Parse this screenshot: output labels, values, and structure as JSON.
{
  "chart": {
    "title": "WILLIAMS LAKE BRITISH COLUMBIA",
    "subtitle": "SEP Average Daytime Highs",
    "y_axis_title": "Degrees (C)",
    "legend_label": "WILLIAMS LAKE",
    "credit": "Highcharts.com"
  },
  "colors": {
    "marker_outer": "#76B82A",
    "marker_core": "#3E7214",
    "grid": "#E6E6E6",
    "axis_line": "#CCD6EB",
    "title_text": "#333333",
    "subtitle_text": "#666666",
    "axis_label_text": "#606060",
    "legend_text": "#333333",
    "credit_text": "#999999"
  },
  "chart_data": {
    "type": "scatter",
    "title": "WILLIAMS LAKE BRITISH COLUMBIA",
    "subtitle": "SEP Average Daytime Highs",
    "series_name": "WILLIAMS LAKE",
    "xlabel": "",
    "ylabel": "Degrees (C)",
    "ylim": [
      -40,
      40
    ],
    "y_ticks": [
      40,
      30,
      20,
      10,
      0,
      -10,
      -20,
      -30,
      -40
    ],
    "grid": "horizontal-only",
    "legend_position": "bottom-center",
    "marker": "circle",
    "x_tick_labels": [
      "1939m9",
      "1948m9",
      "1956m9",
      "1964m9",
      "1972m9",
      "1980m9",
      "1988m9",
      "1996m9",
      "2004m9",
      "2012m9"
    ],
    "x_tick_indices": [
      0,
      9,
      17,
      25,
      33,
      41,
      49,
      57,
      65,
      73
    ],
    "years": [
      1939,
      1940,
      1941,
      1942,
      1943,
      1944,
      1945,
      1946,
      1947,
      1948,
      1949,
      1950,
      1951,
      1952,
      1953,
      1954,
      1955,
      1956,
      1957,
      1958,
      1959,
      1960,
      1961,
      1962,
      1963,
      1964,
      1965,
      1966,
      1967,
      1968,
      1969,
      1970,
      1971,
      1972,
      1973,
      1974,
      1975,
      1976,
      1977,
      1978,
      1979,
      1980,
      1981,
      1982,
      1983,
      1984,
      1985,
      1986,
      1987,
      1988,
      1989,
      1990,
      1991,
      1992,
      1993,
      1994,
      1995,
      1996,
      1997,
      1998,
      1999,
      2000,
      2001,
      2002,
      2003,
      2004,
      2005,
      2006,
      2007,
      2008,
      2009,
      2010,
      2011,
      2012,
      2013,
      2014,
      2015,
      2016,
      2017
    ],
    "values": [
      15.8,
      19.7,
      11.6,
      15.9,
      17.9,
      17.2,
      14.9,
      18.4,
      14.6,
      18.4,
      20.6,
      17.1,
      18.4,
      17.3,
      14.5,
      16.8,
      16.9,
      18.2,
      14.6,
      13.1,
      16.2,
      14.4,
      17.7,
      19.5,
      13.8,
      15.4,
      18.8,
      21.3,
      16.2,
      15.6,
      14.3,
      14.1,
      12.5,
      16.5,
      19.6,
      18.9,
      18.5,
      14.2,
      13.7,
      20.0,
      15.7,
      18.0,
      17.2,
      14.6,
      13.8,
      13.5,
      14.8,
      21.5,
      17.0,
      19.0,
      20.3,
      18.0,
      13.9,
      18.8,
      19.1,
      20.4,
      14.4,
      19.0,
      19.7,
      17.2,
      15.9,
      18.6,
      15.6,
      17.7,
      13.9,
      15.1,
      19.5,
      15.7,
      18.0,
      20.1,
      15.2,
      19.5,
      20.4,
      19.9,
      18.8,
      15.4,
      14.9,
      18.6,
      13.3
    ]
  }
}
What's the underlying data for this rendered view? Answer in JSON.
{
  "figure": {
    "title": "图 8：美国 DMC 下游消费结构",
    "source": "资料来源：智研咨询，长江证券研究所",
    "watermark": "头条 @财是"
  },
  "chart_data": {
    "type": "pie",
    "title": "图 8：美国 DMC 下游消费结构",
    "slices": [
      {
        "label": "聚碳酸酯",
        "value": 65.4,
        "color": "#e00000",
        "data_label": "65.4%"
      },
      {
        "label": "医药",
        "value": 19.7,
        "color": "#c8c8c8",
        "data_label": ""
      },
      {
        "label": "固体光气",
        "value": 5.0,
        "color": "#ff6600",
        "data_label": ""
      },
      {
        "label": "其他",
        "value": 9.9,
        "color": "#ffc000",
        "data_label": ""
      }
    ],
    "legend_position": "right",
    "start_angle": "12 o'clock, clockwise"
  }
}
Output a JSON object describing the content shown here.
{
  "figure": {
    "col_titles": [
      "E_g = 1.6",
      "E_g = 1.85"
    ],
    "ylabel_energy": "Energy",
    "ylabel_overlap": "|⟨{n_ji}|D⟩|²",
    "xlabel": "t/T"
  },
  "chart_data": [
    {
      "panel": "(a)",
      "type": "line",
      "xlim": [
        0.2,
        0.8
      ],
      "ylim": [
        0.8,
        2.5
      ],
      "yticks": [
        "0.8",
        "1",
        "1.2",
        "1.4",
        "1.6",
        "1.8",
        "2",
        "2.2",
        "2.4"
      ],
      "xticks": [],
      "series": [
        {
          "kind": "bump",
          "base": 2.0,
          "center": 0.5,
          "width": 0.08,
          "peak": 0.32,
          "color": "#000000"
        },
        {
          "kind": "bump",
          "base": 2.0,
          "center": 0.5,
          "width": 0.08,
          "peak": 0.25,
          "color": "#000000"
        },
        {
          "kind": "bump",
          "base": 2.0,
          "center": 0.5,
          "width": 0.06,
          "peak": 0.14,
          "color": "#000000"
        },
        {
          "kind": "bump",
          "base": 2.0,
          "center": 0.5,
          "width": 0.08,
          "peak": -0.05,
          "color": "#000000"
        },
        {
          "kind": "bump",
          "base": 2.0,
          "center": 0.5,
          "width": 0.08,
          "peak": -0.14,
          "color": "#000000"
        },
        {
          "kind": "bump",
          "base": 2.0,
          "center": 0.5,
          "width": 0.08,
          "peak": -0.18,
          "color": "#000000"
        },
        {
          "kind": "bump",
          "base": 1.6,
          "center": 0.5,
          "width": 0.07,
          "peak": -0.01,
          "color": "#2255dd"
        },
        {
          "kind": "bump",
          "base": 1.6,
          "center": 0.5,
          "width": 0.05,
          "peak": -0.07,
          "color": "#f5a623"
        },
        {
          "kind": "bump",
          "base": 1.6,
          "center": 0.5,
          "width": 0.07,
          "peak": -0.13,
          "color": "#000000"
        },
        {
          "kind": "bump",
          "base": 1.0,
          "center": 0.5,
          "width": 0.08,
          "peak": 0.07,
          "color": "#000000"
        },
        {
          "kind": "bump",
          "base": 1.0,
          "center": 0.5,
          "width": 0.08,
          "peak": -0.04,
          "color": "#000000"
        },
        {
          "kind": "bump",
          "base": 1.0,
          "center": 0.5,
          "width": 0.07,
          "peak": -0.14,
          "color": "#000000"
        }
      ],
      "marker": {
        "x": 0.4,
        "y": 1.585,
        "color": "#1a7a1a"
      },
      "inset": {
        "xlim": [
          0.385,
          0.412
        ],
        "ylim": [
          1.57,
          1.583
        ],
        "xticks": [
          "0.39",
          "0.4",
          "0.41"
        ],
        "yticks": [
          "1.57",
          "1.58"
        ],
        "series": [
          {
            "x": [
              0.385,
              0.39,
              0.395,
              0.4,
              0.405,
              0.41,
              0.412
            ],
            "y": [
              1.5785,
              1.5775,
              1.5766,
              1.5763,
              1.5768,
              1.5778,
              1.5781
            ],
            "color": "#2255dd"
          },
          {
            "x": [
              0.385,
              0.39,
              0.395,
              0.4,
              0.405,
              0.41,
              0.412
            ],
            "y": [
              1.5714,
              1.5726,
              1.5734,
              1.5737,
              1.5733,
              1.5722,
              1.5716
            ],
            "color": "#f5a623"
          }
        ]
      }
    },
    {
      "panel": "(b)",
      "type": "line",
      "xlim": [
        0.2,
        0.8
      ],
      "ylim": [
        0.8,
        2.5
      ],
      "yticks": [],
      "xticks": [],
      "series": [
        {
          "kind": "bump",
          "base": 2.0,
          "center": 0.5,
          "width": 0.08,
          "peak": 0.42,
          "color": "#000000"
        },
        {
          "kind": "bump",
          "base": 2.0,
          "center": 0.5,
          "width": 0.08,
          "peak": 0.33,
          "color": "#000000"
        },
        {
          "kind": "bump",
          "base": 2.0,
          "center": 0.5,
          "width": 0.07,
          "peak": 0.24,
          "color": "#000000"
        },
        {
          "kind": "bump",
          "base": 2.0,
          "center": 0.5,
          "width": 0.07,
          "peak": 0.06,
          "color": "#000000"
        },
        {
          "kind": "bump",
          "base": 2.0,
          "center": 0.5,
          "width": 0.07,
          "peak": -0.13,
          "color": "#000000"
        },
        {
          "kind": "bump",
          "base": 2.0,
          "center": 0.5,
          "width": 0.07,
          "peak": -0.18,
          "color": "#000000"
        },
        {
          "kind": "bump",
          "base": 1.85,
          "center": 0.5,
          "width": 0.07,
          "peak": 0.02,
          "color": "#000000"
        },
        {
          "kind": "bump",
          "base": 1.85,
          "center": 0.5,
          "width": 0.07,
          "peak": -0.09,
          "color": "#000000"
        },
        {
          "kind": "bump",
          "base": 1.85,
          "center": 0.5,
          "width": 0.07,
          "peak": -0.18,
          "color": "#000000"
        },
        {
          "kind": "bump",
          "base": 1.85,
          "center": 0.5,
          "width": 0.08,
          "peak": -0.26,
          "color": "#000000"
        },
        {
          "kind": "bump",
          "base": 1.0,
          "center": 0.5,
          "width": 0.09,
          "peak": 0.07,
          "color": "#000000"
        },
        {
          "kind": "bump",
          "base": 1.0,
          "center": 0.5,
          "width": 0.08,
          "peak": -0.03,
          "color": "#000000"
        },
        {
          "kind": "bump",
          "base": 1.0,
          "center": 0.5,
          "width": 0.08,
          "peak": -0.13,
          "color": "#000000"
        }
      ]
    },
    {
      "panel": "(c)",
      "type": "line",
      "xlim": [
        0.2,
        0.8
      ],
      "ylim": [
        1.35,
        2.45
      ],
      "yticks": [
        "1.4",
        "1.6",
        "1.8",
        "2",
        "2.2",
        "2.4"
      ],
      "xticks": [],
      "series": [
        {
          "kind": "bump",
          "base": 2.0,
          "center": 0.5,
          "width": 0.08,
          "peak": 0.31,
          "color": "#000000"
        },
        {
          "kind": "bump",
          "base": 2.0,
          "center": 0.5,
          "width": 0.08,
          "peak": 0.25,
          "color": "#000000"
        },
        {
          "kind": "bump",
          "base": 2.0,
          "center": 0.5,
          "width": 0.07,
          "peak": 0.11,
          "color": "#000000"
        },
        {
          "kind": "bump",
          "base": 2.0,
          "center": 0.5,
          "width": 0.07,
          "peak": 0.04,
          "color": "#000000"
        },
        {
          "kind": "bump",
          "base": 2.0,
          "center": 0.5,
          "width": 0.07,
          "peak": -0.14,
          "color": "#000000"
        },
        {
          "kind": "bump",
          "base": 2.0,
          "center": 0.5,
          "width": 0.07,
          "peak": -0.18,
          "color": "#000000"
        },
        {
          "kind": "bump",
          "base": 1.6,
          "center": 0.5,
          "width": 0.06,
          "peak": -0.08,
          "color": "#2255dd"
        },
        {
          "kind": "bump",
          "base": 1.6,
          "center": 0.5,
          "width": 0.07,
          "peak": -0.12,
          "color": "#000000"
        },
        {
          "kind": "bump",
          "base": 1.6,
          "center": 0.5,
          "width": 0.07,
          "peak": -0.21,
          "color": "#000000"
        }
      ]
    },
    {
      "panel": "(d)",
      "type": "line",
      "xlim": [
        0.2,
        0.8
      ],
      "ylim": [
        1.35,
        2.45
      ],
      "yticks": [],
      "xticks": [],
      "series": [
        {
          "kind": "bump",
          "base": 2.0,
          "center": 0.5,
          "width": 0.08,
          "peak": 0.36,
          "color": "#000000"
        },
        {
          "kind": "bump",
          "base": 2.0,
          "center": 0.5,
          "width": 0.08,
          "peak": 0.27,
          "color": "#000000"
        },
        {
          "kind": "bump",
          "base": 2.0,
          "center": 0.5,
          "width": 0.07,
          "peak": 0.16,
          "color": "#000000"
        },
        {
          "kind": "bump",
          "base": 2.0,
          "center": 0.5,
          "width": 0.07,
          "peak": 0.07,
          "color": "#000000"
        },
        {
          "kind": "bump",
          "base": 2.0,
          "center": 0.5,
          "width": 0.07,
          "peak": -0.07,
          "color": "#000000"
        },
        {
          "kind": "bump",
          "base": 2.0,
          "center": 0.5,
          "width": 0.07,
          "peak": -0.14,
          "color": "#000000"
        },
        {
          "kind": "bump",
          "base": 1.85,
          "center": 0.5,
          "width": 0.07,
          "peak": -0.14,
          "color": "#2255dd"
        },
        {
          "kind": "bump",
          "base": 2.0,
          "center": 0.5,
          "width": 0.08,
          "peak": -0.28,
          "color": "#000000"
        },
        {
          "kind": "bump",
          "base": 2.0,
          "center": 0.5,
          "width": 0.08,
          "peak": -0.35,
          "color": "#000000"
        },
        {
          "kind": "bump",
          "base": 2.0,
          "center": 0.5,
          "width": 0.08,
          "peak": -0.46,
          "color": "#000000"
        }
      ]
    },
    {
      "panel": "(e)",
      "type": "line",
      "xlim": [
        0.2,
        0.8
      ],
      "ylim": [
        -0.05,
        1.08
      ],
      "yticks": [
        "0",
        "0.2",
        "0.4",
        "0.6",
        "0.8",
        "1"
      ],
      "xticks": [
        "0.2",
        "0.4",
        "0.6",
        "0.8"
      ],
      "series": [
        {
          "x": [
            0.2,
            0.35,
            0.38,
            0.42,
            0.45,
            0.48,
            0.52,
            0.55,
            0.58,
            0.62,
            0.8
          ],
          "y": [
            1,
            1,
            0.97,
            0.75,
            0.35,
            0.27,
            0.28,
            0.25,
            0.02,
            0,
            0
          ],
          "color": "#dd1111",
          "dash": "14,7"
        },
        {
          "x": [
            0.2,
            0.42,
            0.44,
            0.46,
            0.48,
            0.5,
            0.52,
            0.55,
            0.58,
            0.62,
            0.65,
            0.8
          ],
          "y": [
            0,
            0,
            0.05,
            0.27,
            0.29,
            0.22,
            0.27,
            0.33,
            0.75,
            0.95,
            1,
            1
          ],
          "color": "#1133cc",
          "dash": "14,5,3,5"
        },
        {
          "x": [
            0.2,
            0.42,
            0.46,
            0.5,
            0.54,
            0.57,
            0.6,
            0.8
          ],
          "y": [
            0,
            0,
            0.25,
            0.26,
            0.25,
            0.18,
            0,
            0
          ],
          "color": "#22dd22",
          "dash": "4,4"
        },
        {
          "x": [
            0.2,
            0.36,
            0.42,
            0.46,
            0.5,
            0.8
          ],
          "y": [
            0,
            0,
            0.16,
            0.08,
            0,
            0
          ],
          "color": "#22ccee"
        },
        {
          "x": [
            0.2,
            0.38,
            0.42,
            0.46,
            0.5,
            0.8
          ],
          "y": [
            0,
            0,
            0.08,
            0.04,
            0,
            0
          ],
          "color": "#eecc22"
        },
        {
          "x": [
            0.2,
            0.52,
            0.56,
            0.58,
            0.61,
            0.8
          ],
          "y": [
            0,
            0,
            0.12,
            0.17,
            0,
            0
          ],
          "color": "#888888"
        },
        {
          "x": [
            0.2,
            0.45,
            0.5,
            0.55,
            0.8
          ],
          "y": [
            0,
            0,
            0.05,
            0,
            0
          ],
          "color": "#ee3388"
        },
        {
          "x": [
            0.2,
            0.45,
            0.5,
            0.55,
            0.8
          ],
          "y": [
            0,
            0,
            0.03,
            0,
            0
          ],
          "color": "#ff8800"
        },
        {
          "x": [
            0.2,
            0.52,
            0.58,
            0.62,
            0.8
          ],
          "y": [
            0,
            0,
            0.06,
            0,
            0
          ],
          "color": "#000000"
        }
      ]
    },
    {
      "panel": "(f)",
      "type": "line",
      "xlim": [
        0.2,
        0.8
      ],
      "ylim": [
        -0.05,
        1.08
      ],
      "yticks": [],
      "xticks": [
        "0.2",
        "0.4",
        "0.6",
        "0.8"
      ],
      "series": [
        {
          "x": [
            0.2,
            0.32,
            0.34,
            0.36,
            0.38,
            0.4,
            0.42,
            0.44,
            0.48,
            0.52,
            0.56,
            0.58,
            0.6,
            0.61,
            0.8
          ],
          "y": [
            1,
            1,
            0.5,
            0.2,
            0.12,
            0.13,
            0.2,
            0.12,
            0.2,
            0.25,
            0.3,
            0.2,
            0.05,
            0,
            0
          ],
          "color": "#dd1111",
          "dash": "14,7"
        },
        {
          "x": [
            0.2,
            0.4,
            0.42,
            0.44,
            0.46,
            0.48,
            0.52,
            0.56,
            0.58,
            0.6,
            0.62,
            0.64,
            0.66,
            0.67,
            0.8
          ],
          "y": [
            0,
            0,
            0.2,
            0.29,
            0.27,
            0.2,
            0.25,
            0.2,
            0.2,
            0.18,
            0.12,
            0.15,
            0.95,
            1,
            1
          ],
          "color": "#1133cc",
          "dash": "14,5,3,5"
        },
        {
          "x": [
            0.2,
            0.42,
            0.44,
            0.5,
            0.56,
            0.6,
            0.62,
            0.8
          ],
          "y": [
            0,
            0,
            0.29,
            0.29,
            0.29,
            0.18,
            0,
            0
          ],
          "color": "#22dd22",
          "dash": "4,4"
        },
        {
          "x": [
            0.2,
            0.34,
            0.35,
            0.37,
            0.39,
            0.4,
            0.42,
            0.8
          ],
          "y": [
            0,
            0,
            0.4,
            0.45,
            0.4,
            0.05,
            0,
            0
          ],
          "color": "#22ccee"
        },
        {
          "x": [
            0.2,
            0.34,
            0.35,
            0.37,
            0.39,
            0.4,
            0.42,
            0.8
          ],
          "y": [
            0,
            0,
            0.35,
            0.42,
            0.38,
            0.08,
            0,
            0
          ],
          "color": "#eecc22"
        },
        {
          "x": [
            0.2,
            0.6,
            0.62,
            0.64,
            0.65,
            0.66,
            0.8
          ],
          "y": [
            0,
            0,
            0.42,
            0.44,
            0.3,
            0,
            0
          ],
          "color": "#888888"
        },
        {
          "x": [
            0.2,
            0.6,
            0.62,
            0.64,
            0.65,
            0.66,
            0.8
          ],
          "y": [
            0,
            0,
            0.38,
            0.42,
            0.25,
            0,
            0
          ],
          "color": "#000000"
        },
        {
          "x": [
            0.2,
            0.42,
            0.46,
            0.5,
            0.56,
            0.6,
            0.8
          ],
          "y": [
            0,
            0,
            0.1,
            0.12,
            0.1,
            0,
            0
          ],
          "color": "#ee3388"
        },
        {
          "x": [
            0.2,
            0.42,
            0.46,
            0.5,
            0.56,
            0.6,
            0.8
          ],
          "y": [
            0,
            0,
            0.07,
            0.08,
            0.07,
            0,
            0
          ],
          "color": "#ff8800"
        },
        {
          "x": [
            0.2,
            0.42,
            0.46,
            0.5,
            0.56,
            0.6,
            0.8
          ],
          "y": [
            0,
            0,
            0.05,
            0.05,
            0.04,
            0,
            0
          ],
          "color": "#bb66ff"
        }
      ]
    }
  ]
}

------------------------------

Stated goal: Gather each line that holds "JSON".

Solution to this task:
Parse this screenshot: output labels, values, and structure as JSON.
What's the underlying data for this rendered view? Answer in JSON.
Output a JSON object describing the content shown here.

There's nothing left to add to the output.